Gather up every line that includes the string "type".

**********

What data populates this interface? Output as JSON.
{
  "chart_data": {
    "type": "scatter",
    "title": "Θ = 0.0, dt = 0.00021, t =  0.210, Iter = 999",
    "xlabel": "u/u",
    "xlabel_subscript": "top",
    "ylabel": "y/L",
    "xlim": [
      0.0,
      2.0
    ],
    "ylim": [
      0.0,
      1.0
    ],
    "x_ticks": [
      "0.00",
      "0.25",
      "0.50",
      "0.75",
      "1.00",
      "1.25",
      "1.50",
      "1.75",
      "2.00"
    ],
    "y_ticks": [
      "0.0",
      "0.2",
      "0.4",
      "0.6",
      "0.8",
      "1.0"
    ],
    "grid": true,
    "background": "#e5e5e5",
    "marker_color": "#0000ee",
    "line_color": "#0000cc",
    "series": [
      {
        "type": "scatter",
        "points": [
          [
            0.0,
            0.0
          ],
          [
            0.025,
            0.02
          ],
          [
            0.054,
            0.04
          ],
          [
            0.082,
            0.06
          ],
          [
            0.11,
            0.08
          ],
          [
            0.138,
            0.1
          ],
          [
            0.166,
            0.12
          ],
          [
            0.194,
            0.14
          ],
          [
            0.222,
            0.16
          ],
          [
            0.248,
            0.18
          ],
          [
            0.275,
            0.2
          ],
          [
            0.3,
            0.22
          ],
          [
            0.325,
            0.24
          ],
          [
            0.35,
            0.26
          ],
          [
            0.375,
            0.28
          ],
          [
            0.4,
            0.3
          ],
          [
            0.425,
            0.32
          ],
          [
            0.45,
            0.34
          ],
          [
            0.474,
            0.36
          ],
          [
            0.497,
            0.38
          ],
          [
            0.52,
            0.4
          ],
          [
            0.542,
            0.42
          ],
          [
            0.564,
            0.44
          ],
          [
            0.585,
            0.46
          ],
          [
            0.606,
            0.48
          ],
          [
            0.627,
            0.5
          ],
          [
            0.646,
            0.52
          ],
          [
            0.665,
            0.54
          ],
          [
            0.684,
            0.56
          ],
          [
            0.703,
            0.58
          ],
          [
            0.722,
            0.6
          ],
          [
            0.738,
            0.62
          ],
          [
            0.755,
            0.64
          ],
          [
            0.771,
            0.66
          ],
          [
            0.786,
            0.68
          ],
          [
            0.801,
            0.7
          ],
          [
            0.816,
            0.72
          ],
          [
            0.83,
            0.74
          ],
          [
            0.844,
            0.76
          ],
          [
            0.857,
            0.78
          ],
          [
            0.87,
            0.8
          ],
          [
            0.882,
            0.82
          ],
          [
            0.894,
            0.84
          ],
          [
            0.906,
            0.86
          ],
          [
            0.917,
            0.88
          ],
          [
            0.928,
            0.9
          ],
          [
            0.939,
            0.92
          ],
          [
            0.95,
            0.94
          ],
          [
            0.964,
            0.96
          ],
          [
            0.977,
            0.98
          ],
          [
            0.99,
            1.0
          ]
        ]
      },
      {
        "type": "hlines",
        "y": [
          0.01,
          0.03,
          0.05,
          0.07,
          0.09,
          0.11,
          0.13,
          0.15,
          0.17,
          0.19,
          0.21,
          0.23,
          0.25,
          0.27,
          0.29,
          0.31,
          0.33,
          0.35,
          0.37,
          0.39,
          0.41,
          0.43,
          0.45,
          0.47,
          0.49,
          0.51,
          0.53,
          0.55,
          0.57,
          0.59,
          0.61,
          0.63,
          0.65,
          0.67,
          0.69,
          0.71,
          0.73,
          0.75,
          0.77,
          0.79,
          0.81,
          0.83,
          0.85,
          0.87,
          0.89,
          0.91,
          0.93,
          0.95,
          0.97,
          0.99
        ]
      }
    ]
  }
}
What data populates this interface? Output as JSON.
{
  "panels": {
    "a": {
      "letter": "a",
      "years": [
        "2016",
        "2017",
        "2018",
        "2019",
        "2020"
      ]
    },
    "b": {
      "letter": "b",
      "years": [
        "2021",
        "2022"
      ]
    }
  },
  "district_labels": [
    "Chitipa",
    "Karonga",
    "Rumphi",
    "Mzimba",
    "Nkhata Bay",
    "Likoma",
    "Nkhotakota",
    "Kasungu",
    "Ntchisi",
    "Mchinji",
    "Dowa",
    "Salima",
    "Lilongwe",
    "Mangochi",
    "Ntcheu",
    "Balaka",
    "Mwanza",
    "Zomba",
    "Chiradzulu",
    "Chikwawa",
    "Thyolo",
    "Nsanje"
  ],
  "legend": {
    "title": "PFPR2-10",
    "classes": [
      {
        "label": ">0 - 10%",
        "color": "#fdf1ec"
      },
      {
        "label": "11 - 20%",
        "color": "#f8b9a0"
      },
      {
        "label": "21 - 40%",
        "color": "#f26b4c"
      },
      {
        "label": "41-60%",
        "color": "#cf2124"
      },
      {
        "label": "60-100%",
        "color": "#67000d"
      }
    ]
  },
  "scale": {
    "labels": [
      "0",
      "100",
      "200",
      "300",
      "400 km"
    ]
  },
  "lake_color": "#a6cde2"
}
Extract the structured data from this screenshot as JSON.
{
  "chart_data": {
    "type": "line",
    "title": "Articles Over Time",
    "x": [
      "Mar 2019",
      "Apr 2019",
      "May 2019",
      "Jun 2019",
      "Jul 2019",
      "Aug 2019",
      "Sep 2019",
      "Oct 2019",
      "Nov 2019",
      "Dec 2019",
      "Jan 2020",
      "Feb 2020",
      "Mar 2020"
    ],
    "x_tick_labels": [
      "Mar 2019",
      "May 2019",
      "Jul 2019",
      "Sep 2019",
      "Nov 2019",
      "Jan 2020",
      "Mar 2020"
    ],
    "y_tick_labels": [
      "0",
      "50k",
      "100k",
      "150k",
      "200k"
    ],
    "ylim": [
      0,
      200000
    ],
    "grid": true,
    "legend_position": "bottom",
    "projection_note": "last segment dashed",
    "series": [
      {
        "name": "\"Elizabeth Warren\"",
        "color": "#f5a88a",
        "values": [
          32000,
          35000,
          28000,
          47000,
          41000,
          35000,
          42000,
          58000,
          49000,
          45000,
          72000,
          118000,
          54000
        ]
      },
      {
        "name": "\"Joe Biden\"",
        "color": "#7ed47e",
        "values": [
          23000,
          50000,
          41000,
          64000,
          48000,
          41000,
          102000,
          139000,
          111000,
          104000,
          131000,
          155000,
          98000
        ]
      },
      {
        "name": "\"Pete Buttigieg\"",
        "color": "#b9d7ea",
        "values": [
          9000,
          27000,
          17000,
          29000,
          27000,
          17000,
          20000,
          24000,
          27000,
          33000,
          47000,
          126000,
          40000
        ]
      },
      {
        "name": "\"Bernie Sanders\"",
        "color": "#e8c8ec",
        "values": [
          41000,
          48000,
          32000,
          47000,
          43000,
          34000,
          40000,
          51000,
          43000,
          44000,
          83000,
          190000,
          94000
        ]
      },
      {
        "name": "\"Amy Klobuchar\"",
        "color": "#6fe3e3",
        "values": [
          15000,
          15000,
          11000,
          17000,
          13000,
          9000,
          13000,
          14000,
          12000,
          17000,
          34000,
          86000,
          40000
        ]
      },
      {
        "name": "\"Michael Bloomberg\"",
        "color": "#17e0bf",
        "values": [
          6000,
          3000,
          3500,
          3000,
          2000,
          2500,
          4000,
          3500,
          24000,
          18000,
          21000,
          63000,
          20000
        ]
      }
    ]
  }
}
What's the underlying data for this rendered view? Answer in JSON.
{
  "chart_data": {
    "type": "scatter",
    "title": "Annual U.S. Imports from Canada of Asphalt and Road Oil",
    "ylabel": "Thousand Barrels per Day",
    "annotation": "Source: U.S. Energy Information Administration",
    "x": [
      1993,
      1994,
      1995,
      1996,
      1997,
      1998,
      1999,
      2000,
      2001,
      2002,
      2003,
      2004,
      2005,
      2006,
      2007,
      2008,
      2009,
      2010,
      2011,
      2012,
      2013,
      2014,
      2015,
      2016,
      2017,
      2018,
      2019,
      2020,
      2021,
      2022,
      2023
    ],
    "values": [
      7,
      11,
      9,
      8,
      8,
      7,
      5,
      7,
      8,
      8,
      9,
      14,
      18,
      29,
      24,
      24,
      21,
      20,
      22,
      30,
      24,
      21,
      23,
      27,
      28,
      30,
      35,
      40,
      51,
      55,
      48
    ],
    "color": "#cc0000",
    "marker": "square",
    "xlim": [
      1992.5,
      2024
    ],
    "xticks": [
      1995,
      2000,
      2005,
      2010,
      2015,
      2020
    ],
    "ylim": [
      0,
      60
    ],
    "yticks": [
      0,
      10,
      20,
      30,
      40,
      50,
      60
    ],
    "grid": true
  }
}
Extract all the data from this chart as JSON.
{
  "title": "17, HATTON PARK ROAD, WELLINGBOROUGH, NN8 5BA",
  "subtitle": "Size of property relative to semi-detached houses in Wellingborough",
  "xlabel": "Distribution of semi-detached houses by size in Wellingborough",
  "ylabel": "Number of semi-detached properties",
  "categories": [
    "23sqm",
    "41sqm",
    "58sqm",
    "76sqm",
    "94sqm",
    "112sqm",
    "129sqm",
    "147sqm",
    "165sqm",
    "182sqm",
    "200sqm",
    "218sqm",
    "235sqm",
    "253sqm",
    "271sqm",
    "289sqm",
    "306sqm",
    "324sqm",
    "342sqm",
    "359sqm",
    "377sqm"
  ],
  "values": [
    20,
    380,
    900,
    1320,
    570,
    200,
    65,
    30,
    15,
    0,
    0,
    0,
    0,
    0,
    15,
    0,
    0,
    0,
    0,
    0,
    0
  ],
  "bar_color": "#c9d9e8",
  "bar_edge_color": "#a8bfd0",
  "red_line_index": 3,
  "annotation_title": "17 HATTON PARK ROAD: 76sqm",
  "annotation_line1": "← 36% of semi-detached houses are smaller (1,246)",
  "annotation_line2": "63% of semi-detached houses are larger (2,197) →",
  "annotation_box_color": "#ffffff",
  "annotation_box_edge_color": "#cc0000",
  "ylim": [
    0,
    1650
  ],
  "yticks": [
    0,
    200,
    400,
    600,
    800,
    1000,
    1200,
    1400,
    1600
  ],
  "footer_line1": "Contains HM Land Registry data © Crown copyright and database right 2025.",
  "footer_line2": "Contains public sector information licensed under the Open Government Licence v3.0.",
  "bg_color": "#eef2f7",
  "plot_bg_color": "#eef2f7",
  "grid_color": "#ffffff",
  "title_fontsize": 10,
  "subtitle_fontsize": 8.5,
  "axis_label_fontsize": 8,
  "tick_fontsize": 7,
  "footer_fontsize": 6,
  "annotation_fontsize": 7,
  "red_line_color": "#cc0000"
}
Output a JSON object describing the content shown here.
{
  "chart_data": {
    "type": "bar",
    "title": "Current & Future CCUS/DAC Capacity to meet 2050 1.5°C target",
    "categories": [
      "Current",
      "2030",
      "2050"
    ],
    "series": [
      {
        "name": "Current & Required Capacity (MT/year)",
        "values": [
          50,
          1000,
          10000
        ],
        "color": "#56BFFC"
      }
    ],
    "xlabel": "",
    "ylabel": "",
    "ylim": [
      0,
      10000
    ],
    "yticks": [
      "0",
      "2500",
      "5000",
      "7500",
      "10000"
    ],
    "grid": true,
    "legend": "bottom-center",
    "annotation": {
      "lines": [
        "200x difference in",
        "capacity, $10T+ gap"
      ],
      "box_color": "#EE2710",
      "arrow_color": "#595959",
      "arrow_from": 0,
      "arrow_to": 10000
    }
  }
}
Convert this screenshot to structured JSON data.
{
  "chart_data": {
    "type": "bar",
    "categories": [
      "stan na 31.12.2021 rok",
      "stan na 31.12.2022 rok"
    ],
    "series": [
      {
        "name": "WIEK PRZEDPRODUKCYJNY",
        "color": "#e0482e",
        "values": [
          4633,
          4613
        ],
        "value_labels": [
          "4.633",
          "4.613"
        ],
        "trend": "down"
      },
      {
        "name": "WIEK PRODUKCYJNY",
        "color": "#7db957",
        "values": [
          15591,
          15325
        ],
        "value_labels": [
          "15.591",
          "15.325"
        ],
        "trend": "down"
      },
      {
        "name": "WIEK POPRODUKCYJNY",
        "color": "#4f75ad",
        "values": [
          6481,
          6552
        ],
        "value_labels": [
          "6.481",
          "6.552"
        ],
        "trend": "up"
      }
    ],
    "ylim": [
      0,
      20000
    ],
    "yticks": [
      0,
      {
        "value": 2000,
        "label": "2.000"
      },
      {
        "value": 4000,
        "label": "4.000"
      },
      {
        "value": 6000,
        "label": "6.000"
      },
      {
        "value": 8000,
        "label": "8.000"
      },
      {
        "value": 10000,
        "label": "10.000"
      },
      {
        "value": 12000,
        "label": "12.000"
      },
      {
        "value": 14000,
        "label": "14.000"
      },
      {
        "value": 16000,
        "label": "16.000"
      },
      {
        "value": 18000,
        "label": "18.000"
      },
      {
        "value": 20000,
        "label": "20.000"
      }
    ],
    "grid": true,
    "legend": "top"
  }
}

**********

■ TASK SOLUTION
    "type": "scatter",
        "type": "scatter",
        "type": "hlines",
    "type": "line",
    "type": "scatter",
    "type": "bar",
    "type": "bar",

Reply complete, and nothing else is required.